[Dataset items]
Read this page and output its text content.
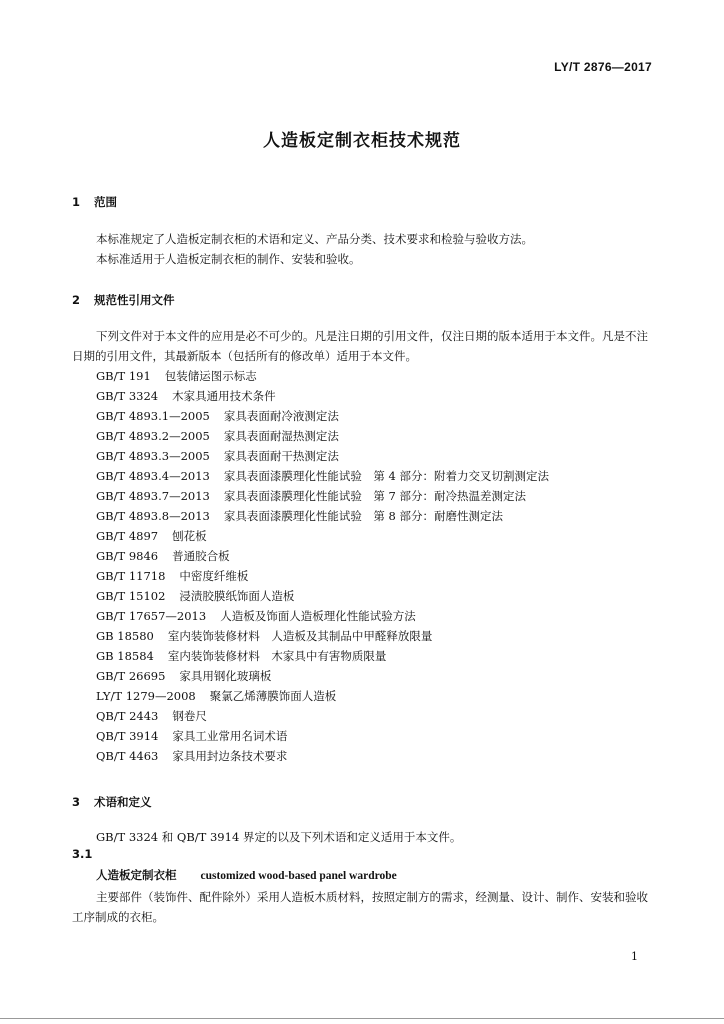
LY/T 2876—2017
人造板定制衣柜技术规范
1 范围
本标准规定了人造板定制衣柜的术语和定义、产品分类、技术要求和检验与验收方法。
本标准适用于人造板定制衣柜的制作、安装和验收。
2 规范性引用文件
下列文件对于本文件的应用是必不可少的。凡是注日期的引用文件，仅注日期的版本适用于本文件。凡是不注日期的引用文件，其最新版本（包括所有的修改单）适用于本文件。
GB/T 191 包装储运图示标志
GB/T 3324 木家具通用技术条件
GB/T 4893.1—2005 家具表面耐冷液测定法
GB/T 4893.2—2005 家具表面耐湿热测定法
GB/T 4893.3—2005 家具表面耐干热测定法
GB/T 4893.4—2013 家具表面漆膜理化性能试验　第 4 部分：附着力交叉切割测定法
GB/T 4893.7—2013 家具表面漆膜理化性能试验　第 7 部分：耐冷热温差测定法
GB/T 4893.8—2013 家具表面漆膜理化性能试验　第 8 部分：耐磨性测定法
GB/T 4897 刨花板
GB/T 9846 普通胶合板
GB/T 11718 中密度纤维板
GB/T 15102 浸渍胶膜纸饰面人造板
GB/T 17657—2013 人造板及饰面人造板理化性能试验方法
GB 18580 室内装饰装修材料　人造板及其制品中甲醛释放限量
GB 18584 室内装饰装修材料　木家具中有害物质限量
GB/T 26695 家具用钢化玻璃板
LY/T 1279—2008 聚氯乙烯薄膜饰面人造板
QB/T 2443 钢卷尺
QB/T 3914 家具工业常用名词术语
QB/T 4463 家具用封边条技术要求
3 术语和定义
GB/T 3324 和 QB/T 3914 界定的以及下列术语和定义适用于本文件。
3.1
人造板定制衣柜 customized wood-based panel wardrobe
主要部件（装饰件、配件除外）采用人造板木质材料，按照定制方的需求，经测量、设计、制作、安装和验收工序制成的衣柜。
1
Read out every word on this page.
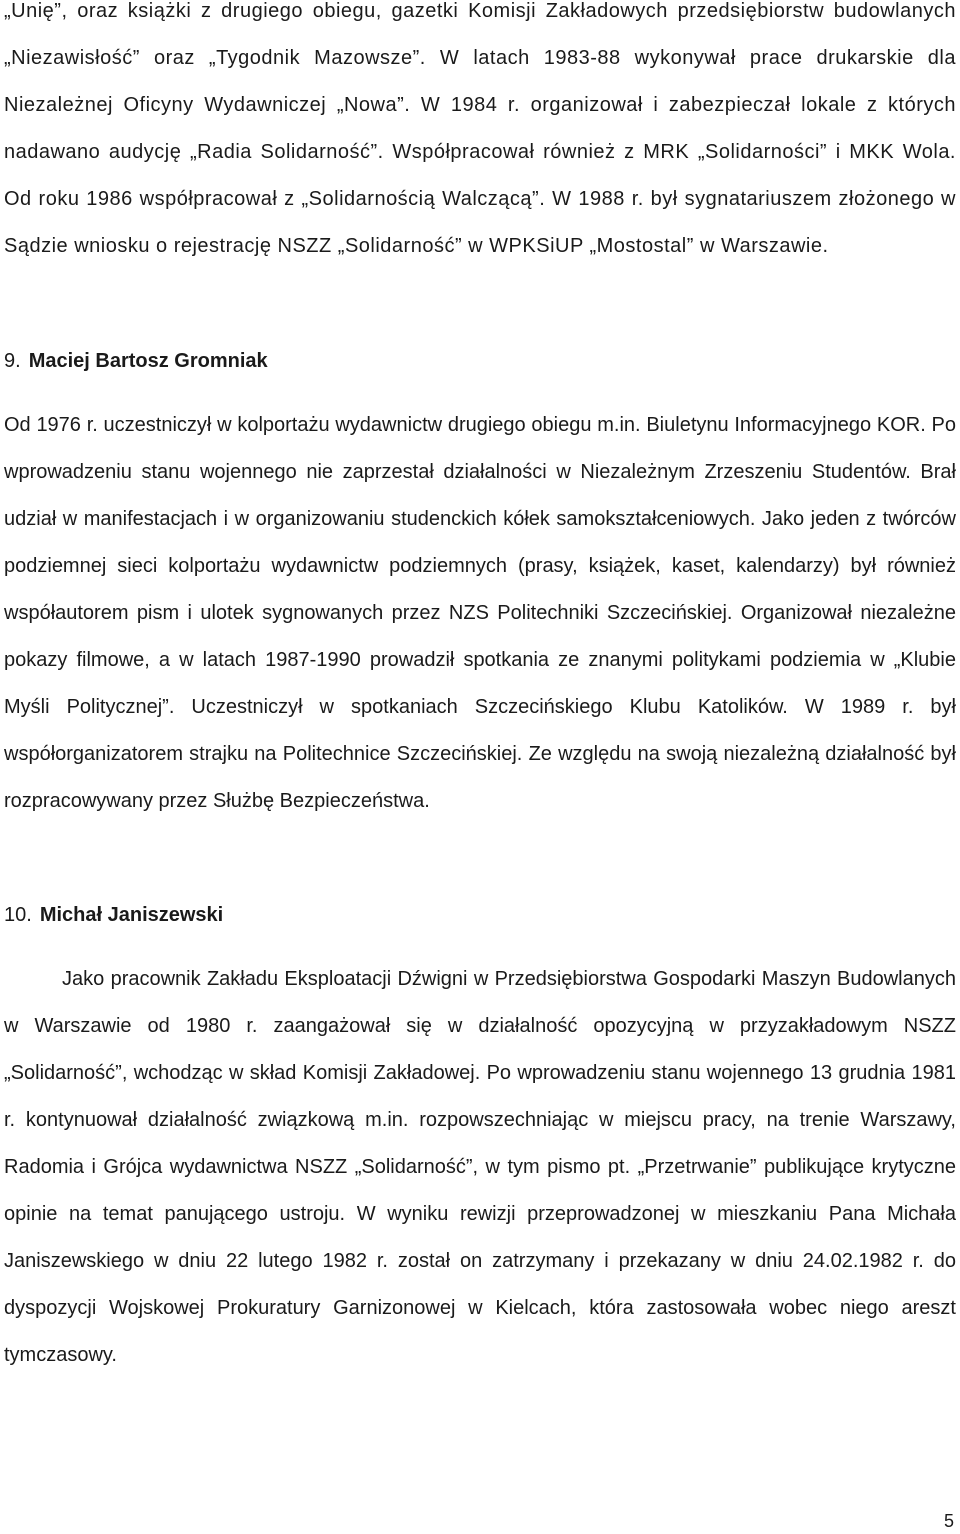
„Unię”, oraz książki z drugiego obiegu, gazetki Komisji Zakładowych przedsiębiorstw budowlanych „Niezawisłość” oraz „Tygodnik Mazowsze”. W latach 1983-88 wykonywał prace drukarskie dla Niezależnej Oficyny Wydawniczej „Nowa”. W 1984 r. organizował i zabezpieczał lokale z których nadawano audycję „Radia Solidarność”. Współpracował również z MRK „Solidarności” i MKK Wola. Od roku 1986 współpracował z „Solidarnością Walczącą”. W 1988 r. był sygnatariuszem złożonego w Sądzie wniosku o rejestrację NSZZ „Solidarność” w WPKSiUP „Mostostal” w Warszawie.

9. Maciej Bartosz Gromniak

Od 1976 r. uczestniczył w kolportażu wydawnictw drugiego obiegu m.in. Biuletynu Informacyjnego KOR. Po wprowadzeniu stanu wojennego nie zaprzestał działalności w Niezależnym Zrzeszeniu Studentów. Brał udział w manifestacjach i w organizowaniu studenckich kółek samokształceniowych. Jako jeden z twórców podziemnej sieci kolportażu wydawnictw podziemnych (prasy, książek, kaset, kalendarzy) był również współautorem pism i ulotek sygnowanych przez NZS Politechniki Szczecińskiej. Organizował niezależne pokazy filmowe, a w latach 1987-1990 prowadził spotkania ze znanymi politykami podziemia w „Klubie Myśli Politycznej”. Uczestniczył w spotkaniach Szczecińskiego Klubu Katolików. W 1989 r. był współorganizatorem strajku na Politechnice Szczecińskiej. Ze względu na swoją niezależną działalność był rozpracowywany przez Służbę Bezpieczeństwa.

10. Michał Janiszewski

Jako pracownik Zakładu Eksploatacji Dźwigni w Przedsiębiorstwa Gospodarki Maszyn Budowlanych w Warszawie od 1980 r. zaangażował się w działalność opozycyjną w przyzakładowym NSZZ „Solidarność”, wchodząc w skład Komisji Zakładowej. Po wprowadzeniu stanu wojennego 13 grudnia 1981 r. kontynuował działalność związkową m.in. rozpowszechniając w miejscu pracy, na trenie Warszawy, Radomia i Grójca wydawnictwa NSZZ „Solidarność”, w tym pismo pt. „Przetrwanie” publikujące krytyczne opinie na temat panującego ustroju. W wyniku rewizji przeprowadzonej w mieszkaniu Pana Michała Janiszewskiego w dniu 22 lutego 1982 r. został on zatrzymany i przekazany w dniu 24.02.1982 r. do dyspozycji Wojskowej Prokuratury Garnizonowej w Kielcach, która zastosowała wobec niego areszt tymczasowy.

5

# TASK DESCRIPTION:
Tally how many lines of the material contain the word "家具表面漆膜理化性能试验". The answer must be the number and nothing else.

# RESULT:
3